Tendon is a hypovascular tissue composed primarily of water (60% to 70%); most of the tendon dry weight is composed of collagen type I (90%), which is organized into microfibrils, fibrils, and fascicles surrounded by an endotenon sheath containing blood vessels, lymphatics, and nerves. The tendon fascicles are further arranged in parallel to and are surrounded by another loose connective tissue layer, referred to as the epitenon and paratenon sheath, with the entire complex making up the tendon (for review178,184). The tenocytes are aligned parallel to the collagen fibril bundles and are responsible for turnover and for maintenance of the collagen bundles. Tendinitis is associated with inflammatory changes to the surrounding tendon sheath; tendinosis refers to degeneration of the tendon tissue itself and is characterized by disorganized collagen fibrils and increased tenocyte apoptosis, associated with increased risk of tendon failure.9,421,443 Tendon rupture is thought to heal with an initial hemorrhage and inflammatory phase involving cell migration to the site of injury and removal of tissue debris, followed by fibroblast infiltration, deposition of granulation tissue rich in collagen type III to form callus, and finally, remodeling of the collagen-rich scar tissue.183,184,193 Because of the higher proportion of collagen type III, the strength of the tissue repair remains weaker than surrounding tissue, increasing the risk of rerupture.273 Further, adhesion formation can prevent normal tendon function and therefore joint motion. Gene therapy may serve as a means of treating tendinopathy or encouraging stronger repair by enhancing collagen I production during scar formation.

- WORK INSTRUCTIONS -
Translate this sentence from the tendon passage into Spanish: "The tenocytes are aligned parallel to the collagen fibril bundles and are responsible for turnover and for maintenance of the collagen bundles." The material after this point is separate from the tendon passage.

- DATA SUPPLIED -
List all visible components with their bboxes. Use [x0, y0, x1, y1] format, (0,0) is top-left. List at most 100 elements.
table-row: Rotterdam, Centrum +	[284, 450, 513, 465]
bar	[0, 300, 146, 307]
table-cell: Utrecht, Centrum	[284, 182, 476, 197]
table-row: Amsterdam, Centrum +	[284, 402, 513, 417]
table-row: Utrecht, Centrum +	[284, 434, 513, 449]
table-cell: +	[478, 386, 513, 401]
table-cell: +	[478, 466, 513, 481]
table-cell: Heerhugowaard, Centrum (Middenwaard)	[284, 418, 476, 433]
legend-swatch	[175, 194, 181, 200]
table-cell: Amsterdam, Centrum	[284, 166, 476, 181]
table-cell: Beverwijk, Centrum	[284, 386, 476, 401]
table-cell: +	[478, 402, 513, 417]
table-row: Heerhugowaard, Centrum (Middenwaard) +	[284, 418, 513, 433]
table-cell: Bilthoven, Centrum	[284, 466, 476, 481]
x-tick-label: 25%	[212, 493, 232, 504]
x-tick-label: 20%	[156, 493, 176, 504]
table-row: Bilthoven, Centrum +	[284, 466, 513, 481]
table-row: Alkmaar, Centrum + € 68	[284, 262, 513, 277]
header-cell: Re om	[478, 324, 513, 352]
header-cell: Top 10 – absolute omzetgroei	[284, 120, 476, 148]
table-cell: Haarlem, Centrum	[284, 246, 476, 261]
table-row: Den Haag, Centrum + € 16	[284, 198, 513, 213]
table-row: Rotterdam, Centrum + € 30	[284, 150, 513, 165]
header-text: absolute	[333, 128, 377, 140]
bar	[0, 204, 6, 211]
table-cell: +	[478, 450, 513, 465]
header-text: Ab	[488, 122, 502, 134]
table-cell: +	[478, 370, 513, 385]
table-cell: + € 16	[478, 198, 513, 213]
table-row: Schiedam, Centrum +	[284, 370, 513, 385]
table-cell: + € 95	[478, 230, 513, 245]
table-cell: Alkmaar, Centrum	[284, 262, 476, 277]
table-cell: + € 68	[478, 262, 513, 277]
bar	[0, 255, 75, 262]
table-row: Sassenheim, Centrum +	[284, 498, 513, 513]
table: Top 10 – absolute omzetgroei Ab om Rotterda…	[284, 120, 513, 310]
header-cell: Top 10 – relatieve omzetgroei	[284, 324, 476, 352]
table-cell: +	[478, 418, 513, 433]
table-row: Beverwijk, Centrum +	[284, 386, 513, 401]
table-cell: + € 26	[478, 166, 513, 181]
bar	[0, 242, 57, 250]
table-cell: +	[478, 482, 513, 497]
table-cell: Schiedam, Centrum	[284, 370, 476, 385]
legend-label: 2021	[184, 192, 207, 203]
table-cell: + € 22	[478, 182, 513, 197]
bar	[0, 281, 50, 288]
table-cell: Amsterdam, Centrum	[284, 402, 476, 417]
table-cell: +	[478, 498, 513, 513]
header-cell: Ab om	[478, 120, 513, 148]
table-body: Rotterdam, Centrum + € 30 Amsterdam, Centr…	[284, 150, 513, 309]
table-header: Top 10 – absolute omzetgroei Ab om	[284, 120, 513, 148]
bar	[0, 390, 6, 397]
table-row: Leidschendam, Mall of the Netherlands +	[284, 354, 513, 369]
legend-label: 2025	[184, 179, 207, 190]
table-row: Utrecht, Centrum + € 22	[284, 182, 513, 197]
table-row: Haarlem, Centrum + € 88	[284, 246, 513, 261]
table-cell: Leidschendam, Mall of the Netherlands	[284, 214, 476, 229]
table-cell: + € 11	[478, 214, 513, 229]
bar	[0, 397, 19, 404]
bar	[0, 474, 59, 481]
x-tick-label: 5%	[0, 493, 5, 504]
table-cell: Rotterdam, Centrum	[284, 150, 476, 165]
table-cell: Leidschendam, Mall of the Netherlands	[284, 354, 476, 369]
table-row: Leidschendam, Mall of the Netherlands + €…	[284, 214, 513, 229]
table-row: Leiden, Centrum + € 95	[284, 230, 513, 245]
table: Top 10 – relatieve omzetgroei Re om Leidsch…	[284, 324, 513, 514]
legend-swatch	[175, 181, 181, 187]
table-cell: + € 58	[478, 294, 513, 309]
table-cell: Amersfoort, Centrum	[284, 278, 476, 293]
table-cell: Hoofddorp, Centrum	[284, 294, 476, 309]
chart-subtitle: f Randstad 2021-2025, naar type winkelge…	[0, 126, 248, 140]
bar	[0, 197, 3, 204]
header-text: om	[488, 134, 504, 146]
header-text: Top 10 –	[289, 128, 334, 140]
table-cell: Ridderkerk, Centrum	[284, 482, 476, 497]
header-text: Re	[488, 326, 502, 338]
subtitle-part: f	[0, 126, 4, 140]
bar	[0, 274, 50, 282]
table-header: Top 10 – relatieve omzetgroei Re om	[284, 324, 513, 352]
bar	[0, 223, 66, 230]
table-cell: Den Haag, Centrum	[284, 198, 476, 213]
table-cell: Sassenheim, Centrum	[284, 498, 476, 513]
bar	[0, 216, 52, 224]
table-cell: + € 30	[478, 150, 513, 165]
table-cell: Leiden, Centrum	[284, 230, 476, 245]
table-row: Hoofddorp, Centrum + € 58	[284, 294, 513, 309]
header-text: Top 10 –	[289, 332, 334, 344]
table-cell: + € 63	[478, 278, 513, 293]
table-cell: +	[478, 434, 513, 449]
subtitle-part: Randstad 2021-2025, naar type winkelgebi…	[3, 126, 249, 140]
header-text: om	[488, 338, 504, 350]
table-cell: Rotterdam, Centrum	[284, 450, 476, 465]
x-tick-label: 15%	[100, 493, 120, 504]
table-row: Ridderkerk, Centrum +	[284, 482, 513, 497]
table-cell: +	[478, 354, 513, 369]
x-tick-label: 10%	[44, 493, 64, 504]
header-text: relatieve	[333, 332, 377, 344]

- EXPECTED ANSWER -
Los tenocitos están alineados en paralelo a los haces de fibrillas de colágeno y son responsables del recambio y del mantenimiento de los haces de colágeno.